→ **Your goal**
Every line containing the word "document" needs to be found and copied.

(Records from a data source)
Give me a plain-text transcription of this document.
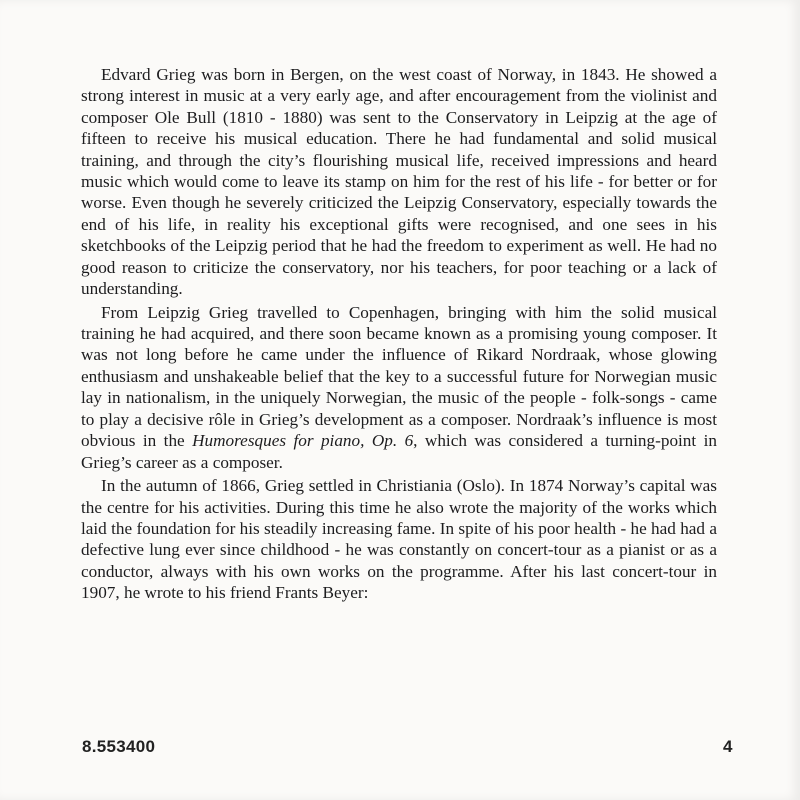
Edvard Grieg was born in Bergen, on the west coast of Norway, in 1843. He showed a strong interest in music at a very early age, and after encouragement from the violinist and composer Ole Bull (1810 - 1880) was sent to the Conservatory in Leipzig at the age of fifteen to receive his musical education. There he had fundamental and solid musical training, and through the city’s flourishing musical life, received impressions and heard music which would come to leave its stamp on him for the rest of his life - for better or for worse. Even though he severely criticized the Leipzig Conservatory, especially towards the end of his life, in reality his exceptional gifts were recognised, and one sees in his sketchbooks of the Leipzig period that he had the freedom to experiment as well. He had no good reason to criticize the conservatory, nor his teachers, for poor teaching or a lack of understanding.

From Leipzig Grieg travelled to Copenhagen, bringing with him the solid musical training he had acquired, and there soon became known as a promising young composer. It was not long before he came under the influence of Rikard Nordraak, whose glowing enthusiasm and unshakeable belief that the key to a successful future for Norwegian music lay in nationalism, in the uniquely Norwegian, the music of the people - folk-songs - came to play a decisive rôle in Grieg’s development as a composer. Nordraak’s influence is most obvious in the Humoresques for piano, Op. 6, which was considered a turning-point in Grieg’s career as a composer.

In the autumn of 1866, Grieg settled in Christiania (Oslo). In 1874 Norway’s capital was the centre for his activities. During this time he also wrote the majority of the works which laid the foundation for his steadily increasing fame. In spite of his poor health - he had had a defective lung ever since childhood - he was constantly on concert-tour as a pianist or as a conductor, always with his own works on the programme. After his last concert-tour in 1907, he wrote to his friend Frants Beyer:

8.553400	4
---
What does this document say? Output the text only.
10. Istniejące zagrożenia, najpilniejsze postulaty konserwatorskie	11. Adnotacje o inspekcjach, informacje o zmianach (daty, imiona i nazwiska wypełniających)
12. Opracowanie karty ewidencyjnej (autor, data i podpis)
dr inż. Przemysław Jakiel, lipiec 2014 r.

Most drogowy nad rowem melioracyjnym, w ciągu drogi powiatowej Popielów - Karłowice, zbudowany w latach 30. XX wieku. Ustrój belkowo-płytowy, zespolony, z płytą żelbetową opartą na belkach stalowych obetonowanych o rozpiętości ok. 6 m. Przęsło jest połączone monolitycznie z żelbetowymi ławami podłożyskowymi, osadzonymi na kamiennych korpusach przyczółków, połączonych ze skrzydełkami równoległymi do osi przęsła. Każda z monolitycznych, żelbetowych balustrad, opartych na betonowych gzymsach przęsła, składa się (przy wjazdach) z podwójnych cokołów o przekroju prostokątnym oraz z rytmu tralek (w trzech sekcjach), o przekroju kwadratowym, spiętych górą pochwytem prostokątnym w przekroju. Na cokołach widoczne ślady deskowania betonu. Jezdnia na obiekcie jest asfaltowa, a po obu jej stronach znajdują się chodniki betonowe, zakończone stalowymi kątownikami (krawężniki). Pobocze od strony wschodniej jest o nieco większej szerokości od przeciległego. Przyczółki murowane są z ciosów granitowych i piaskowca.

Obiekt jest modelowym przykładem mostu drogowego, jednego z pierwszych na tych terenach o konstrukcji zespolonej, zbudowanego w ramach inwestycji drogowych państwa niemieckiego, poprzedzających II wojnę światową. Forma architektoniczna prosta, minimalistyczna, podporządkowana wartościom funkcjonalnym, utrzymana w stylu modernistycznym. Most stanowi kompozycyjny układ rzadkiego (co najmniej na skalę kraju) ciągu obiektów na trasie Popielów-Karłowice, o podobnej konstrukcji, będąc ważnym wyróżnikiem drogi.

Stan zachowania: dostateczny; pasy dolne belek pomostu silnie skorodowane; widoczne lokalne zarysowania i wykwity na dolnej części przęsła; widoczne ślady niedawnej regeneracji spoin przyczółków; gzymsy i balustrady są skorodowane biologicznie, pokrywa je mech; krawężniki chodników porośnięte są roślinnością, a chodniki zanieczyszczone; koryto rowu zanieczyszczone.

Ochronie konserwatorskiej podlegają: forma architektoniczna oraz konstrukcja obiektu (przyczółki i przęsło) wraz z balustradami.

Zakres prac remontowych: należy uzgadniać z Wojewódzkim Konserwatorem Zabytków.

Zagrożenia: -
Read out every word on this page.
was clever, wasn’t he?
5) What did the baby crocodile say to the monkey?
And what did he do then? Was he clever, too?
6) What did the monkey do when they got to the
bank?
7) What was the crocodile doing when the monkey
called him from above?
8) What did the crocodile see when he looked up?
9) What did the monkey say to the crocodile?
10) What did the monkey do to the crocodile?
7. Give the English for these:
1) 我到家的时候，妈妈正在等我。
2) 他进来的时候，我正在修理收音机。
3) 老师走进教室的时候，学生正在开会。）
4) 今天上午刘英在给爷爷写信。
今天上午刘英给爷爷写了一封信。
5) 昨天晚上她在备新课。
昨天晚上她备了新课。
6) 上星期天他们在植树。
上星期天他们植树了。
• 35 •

→ **Result below**
Give me a plain-text transcription of this document.
What does this document say? Output the text only.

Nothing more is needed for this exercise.